■ Requisitos
- a) Liste todos os personagens de "Volta por Cima" mencionados no trecho sobre Milhem Cortaz.
- b) Com base no trecho sobre Milhem Cortaz, diga se cada afirmação concorda com ele: (i) Osmar rouba um bilhete premiado da irmã e das sobrinhas; (ii) Doralice é interpretada por Isabel Teixeira; (iii) o ator costuma ser convidado para papéis sem precisar fazer teste. Responda sim ou não e cite as palavras do trecho que decidem cada caso.

■ Trecho do documento
___
Na pele de Osmar, Milhem tem se desdobrado para viver um personagem que está constantemente na corda bamba da ética e da moralidade.

Milhem CortazMilhem Cortaz - Foto: Divulgação/Globo

Encarar um vilão não é nenhuma novidade para Milhem Cortaz. Ao longo de sua trajetória no vídeo, o ator de 52 anos ficou conhecido por encarnar tipos desagradáveis e amorais.

A trama de “Volta por Cima”, porém, mostrou que nem sempre carranca e maldade são a base para a construção de um vilão.

Na pele do malandro Osmar, Milhem tem se desdobrado para viver um personagem que está constantemente na corda bamba da ética e da moralidade.

“É um personagem que é um grande vilão, mas é um tipo muito complexo. É um vilão difícil de adestrar, mas como venho de uma linha de vilões na dramaturgia, tem sido mais fácil, até porque a Claudia (Souto, autora) o descreve muito bem. Ele é otimista para o lado bom e ruim. Ele acredita muito nos caminhos. É mais um brasileiro que não sabe onde vai chegar”, aponta.

Homem preguiçoso e sem aptidão para o trabalho, Osmar se faz de coitado para ser protegido pela irmã, Doralice, papel de Teresa Seiblitz. Ele quer uma vida que não pode ter, mas diz que um dia terá tudo o que sempre sonhou.

Com a morte de Lindomar, rouba um bilhete premiado da irmã e das sobrinhas, comprado pelo pai. Além disso, acaba seguindo o caminho da contravenção ao se relacionar com Violeta, papel de Isabel Teixeira.

“O Osmar é parecido com muitos brasileiros que conhecemos. É um cara otimista e esperançoso. É uma novela popular e para se divertir, mas não é boba. É engraçada”, defende.


P – Após diversos personagens vilanescos, o Osmar traz um seu lado leve e cômico. Você chegou a ser surpreender com essa escalação?
R – Sabe qual foi a primeira coisa que passou pela minha cabeça? 53 anos? Convidado? Raramente sou convidado para alguma coisa. Estou sempre fazendo teste. Então, que bom e que legal que isso aconteceu.

Acho que a maturidade me trouxe uma certa elegância. Isso faz com que as pessoas me enxergarem de outra forma. Com todo esse relaxamento e não me levar tanto a sério, eu talvez consiga construir um caminho mais leve e divertido.

Na verdade, sou sempre surpreendido quando alguém me convida para um papel. Nunca estou esperando. Fiquei animado porque estava diante de um personagem que é um grande vilão, mas é um tipo muito complexo.

P – Como assim?
R – Osmar é o típico brasileiro que temos na família bem próximo. Aquela pessoa que não dá certo em nada do que faz. Arruma um jeito de vencer na vida e chamar atenção. É o personagem mais complexo que fiz na televisão até hoje em novela. É um vilão difícil de adestrar, mas como venho de uma linha de vilões na dramaturgia, tem sido mais fácil. Até porque a Claudia o descreve muito bem.

P – Mas você se sente mais leve em cena ao viver um tipo mais descontraído?
___
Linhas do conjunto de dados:
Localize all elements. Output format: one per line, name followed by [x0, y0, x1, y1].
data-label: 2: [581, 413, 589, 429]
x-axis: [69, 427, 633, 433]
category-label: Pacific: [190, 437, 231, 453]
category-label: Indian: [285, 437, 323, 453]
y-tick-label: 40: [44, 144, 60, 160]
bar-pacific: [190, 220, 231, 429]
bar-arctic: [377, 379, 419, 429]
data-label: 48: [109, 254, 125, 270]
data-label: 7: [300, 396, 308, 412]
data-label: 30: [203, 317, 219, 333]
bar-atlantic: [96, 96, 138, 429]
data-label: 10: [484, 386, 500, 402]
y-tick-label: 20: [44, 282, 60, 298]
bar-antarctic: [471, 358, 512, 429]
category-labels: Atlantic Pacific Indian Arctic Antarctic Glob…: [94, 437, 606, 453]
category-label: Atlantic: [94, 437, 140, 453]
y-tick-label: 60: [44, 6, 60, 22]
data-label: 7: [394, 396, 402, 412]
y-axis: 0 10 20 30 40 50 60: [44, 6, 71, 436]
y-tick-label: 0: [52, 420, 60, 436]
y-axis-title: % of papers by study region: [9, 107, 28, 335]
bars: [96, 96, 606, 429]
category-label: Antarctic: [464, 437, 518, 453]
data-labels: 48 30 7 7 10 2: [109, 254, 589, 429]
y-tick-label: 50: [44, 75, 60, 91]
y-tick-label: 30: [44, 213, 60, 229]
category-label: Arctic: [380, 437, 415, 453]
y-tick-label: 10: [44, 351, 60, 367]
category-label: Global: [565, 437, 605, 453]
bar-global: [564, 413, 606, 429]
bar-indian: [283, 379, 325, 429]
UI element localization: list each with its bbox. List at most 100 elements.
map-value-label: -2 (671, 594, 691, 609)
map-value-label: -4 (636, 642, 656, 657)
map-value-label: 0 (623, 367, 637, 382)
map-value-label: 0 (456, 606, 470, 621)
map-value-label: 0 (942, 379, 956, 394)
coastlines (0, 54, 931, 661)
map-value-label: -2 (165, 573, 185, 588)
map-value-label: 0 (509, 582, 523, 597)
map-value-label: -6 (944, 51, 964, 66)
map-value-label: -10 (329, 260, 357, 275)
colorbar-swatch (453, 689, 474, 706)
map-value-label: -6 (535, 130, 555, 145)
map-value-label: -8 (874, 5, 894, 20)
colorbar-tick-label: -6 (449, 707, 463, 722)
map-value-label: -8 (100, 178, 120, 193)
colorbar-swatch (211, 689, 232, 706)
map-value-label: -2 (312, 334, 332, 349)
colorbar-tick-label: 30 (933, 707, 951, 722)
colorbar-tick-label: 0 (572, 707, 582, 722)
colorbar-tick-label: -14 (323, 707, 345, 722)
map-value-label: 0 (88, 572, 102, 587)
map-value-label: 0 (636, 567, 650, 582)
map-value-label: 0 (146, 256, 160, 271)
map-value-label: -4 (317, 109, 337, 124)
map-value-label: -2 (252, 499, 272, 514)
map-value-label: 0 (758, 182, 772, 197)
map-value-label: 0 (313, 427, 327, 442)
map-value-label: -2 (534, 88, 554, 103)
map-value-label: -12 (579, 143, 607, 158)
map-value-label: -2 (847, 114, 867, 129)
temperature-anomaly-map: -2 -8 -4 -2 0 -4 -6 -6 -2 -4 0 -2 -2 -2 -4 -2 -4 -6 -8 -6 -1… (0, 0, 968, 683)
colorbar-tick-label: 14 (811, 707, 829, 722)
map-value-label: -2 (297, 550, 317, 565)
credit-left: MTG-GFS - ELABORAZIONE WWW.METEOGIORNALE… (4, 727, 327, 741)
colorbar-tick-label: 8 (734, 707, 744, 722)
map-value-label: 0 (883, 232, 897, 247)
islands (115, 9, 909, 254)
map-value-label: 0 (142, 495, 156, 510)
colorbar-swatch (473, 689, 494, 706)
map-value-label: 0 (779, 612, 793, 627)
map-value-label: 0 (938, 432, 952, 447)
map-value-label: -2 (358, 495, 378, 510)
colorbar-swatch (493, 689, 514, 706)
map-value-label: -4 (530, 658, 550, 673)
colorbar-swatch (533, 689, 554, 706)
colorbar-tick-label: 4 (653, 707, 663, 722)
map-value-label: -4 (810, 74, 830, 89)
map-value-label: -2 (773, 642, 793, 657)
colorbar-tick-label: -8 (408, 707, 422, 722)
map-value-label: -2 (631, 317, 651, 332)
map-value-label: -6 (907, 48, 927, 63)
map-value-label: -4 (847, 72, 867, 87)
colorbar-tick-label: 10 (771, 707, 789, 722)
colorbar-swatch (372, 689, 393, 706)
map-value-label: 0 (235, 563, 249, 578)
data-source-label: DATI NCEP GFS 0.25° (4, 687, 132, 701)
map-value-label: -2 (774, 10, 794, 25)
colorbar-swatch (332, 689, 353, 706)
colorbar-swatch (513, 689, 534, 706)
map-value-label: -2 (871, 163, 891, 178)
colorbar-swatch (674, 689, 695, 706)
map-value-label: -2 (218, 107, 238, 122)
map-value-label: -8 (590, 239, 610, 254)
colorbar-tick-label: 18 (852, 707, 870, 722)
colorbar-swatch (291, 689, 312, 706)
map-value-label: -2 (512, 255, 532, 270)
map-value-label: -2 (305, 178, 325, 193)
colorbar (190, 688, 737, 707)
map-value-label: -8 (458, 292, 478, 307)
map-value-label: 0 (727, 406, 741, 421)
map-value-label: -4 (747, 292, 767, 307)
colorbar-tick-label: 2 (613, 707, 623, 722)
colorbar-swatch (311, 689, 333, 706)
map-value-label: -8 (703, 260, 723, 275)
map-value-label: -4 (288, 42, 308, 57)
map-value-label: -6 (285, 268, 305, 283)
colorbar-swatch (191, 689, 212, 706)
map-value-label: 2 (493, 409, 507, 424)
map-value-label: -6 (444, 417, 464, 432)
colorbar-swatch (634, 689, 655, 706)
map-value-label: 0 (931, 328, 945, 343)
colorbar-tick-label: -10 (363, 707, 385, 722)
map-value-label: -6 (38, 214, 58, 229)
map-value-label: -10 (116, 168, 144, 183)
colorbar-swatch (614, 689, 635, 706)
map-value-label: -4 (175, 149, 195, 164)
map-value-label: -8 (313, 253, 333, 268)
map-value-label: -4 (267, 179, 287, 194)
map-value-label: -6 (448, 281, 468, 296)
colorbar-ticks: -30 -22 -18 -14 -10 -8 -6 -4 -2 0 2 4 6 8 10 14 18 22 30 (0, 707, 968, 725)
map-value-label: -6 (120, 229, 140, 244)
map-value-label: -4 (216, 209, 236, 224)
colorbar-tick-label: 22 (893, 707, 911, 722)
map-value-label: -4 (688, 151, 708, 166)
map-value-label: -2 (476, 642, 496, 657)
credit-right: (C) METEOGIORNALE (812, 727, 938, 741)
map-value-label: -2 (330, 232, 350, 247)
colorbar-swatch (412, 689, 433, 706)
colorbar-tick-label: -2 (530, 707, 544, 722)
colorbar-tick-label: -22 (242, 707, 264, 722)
___
■ Respostas por tarefa
- a) Osmar, Doralice, Lindomar, Violeta

- b)
(i) Sim: "rouba um bilhete premiado da irmã e das sobrinhas, comprado pelo pai"
(ii) Não: "Doralice, papel de Teresa Seiblitz"
(iii) Não: "Raramente sou convidado para alguma coisa. Estou sempre fazendo teste."